**What is being asked:**
Read the material below and count the lines holding the string "price". Give that count with nothing added.

-*-

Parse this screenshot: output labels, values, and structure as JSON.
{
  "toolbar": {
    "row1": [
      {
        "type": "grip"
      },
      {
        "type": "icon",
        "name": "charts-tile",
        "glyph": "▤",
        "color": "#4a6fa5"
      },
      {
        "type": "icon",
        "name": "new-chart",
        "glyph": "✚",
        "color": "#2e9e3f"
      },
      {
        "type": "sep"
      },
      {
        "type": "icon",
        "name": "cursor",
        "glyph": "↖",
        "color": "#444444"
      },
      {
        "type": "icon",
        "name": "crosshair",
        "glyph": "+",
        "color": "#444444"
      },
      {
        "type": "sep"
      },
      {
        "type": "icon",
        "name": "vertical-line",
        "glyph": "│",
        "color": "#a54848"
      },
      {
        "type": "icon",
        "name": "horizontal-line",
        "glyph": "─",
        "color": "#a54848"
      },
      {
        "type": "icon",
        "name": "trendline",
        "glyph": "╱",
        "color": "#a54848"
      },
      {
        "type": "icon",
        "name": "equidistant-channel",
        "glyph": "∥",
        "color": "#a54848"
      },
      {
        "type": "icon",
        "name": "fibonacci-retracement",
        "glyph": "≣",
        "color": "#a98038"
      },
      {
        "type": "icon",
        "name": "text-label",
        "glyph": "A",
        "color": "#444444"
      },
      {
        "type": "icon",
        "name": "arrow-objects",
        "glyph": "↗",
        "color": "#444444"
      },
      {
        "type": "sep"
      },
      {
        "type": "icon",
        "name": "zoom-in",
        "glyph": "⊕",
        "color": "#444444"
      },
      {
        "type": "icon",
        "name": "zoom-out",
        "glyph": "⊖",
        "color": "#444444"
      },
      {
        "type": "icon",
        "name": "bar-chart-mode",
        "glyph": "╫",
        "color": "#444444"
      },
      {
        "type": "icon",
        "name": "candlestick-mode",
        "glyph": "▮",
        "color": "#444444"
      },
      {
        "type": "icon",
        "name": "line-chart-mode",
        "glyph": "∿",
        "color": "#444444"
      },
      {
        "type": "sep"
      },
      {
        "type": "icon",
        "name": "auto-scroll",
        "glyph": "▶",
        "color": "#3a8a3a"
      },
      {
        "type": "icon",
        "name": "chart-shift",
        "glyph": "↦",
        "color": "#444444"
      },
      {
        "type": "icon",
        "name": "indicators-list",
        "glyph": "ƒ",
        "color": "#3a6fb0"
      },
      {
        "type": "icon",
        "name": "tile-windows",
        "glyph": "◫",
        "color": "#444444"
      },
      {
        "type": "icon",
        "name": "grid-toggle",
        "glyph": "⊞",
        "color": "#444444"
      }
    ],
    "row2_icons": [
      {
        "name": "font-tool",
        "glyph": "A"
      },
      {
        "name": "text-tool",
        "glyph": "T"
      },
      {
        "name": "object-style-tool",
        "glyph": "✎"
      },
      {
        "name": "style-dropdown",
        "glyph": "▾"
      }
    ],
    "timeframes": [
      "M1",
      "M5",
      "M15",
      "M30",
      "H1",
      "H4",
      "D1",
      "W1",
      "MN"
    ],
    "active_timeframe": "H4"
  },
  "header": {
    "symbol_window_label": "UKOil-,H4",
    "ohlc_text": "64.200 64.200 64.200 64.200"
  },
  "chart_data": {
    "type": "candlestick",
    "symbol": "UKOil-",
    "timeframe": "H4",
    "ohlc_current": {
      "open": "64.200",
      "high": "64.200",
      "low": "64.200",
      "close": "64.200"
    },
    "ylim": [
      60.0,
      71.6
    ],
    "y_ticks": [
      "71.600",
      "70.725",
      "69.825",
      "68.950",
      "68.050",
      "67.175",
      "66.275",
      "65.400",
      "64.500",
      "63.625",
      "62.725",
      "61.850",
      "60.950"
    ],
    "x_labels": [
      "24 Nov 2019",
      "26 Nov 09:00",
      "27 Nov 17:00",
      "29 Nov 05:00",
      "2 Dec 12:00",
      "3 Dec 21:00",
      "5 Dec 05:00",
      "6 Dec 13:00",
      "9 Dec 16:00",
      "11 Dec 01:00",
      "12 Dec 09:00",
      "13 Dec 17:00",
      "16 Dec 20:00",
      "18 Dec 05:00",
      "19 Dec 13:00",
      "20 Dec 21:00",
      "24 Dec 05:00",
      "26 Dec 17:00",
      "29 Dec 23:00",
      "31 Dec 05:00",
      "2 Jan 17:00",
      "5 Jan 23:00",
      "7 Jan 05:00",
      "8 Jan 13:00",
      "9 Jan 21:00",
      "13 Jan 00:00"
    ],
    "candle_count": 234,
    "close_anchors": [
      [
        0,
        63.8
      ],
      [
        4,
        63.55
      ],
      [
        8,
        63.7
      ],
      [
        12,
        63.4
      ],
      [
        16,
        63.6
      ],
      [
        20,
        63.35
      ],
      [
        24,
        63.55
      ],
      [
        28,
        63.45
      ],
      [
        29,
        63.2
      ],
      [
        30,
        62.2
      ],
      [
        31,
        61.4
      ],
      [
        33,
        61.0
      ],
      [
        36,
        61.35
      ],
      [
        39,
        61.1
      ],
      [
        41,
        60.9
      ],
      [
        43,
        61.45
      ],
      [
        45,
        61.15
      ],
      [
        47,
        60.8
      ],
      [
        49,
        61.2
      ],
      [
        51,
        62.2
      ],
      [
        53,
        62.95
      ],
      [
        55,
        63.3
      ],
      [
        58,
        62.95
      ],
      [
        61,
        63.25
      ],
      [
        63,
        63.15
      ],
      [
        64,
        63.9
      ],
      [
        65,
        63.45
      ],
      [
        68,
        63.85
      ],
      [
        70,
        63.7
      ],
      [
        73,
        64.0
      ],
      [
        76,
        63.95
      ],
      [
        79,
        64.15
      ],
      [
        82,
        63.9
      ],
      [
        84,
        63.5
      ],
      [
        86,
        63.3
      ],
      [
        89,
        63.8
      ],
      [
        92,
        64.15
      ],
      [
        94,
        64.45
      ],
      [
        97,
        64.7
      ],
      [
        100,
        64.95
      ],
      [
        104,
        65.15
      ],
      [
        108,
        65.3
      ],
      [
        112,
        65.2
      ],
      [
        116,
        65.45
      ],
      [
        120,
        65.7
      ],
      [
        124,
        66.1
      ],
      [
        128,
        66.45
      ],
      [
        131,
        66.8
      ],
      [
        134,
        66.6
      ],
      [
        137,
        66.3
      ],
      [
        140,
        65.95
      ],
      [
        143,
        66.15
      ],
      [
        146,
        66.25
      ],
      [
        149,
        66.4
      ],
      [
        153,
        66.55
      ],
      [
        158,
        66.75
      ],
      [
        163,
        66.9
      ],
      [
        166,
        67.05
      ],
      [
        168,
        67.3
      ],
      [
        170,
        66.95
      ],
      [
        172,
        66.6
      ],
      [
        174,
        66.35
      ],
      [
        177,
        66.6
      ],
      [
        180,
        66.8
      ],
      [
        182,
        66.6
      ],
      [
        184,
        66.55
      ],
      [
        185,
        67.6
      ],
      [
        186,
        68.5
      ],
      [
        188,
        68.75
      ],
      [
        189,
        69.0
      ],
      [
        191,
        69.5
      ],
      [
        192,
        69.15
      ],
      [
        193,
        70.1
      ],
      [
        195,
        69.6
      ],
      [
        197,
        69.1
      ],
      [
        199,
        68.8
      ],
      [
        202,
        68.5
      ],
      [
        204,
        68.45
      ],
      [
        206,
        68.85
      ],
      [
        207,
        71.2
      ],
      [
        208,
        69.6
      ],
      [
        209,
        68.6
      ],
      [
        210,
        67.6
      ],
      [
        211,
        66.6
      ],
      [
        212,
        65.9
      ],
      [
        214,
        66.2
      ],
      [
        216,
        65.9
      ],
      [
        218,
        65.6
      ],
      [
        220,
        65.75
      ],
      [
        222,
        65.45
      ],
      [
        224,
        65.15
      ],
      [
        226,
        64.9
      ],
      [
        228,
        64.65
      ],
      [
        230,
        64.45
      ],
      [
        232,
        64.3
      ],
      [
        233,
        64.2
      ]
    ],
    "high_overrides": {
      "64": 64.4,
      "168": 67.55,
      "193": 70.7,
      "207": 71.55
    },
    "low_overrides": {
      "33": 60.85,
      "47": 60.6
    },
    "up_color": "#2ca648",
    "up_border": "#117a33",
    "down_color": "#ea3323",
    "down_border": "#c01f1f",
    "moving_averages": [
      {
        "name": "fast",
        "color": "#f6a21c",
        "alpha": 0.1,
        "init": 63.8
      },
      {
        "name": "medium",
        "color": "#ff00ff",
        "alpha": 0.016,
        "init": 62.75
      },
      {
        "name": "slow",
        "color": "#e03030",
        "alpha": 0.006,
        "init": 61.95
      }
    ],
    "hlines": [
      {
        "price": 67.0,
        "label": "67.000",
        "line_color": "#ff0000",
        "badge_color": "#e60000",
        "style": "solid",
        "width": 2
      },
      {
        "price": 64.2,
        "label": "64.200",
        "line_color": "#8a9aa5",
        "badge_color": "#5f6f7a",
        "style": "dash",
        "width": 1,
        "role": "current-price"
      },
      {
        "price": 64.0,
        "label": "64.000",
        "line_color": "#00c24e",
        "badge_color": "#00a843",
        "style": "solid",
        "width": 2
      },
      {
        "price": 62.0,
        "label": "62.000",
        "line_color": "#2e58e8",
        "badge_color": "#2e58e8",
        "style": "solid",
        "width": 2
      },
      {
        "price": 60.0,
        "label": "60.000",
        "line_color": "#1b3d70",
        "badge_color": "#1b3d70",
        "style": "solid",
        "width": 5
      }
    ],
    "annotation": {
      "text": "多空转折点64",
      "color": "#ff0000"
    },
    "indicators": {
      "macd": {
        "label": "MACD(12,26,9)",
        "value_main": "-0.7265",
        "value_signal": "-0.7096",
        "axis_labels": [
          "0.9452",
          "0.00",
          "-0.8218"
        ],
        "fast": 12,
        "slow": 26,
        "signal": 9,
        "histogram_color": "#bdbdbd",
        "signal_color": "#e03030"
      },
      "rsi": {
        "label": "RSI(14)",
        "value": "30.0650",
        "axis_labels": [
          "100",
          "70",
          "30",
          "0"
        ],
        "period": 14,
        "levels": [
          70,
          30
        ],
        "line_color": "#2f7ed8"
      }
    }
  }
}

-*-

**Answer:**
6